TASK DATA:

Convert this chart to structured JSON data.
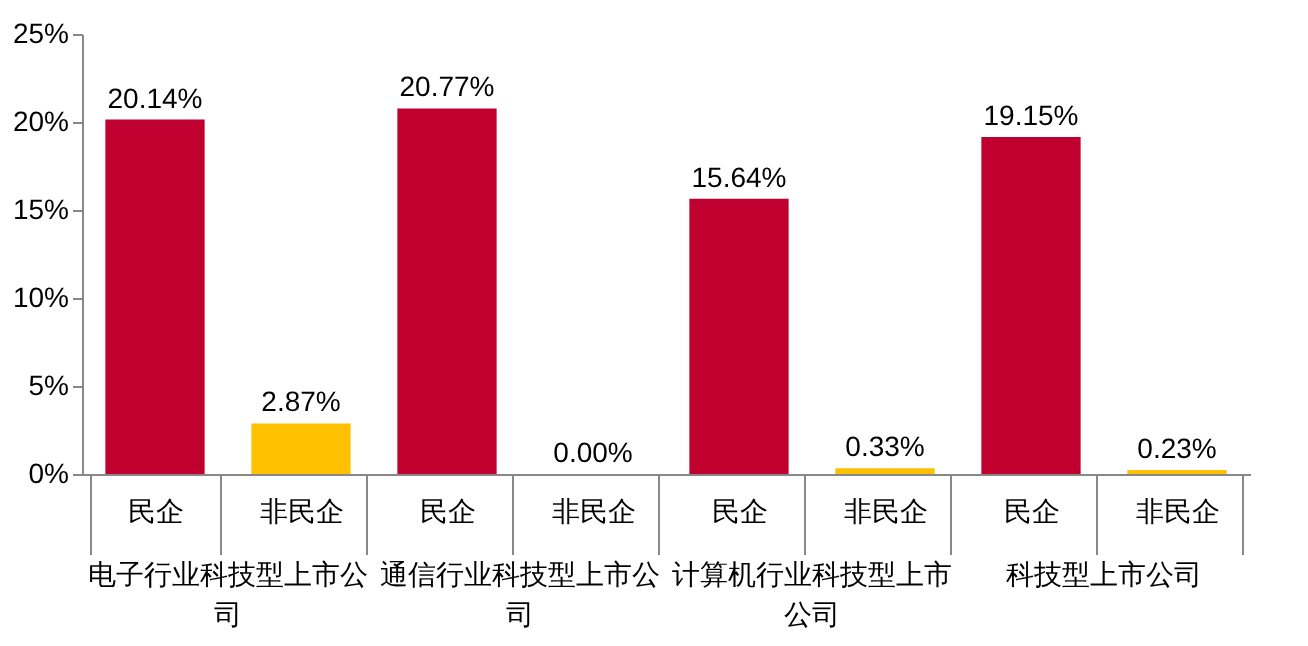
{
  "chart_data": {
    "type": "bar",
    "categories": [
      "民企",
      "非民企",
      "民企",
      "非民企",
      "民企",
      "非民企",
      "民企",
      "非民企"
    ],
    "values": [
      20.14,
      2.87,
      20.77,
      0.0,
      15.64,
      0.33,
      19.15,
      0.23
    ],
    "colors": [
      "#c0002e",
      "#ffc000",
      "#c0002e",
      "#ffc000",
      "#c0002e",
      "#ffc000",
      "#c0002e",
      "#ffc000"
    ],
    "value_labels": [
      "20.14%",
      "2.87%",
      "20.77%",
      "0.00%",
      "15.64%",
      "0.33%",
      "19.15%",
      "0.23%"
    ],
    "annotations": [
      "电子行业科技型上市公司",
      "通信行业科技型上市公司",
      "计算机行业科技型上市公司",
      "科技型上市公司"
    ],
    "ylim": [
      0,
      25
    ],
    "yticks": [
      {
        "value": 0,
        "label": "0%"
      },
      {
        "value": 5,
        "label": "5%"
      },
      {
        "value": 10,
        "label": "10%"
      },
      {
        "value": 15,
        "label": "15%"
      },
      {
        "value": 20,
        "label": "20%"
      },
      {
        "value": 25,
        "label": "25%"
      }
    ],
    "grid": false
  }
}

OBJECTIVE: Give all the entries again exactly, dropping each picture.

OUTPUT FOR THIS EXERCISE:
Convert this chart to structured JSON data.
{
  "chart_data": {
    "type": "bar",
    "categories": [
      "民企",
      "非民企",
      "民企",
      "非民企",
      "民企",
      "非民企",
      "民企",
      "非民企"
    ],
    "values": [
      20.14,
      2.87,
      20.77,
      0.0,
      15.64,
      0.33,
      19.15,
      0.23
    ],
    "colors": [
      "#c0002e",
      "#ffc000",
      "#c0002e",
      "#ffc000",
      "#c0002e",
      "#ffc000",
      "#c0002e",
      "#ffc000"
    ],
    "value_labels": [
      "20.14%",
      "2.87%",
      "20.77%",
      "0.00%",
      "15.64%",
      "0.33%",
      "19.15%",
      "0.23%"
    ],
    "annotations": [
      "电子行业科技型上市公司",
      "通信行业科技型上市公司",
      "计算机行业科技型上市公司",
      "科技型上市公司"
    ],
    "ylim": [
      0,
      25
    ],
    "yticks": [
      {
        "value": 0,
        "label": "0%"
      },
      {
        "value": 5,
        "label": "5%"
      },
      {
        "value": 10,
        "label": "10%"
      },
      {
        "value": 15,
        "label": "15%"
      },
      {
        "value": 20,
        "label": "20%"
      },
      {
        "value": 25,
        "label": "25%"
      }
    ],
    "grid": false
  }
}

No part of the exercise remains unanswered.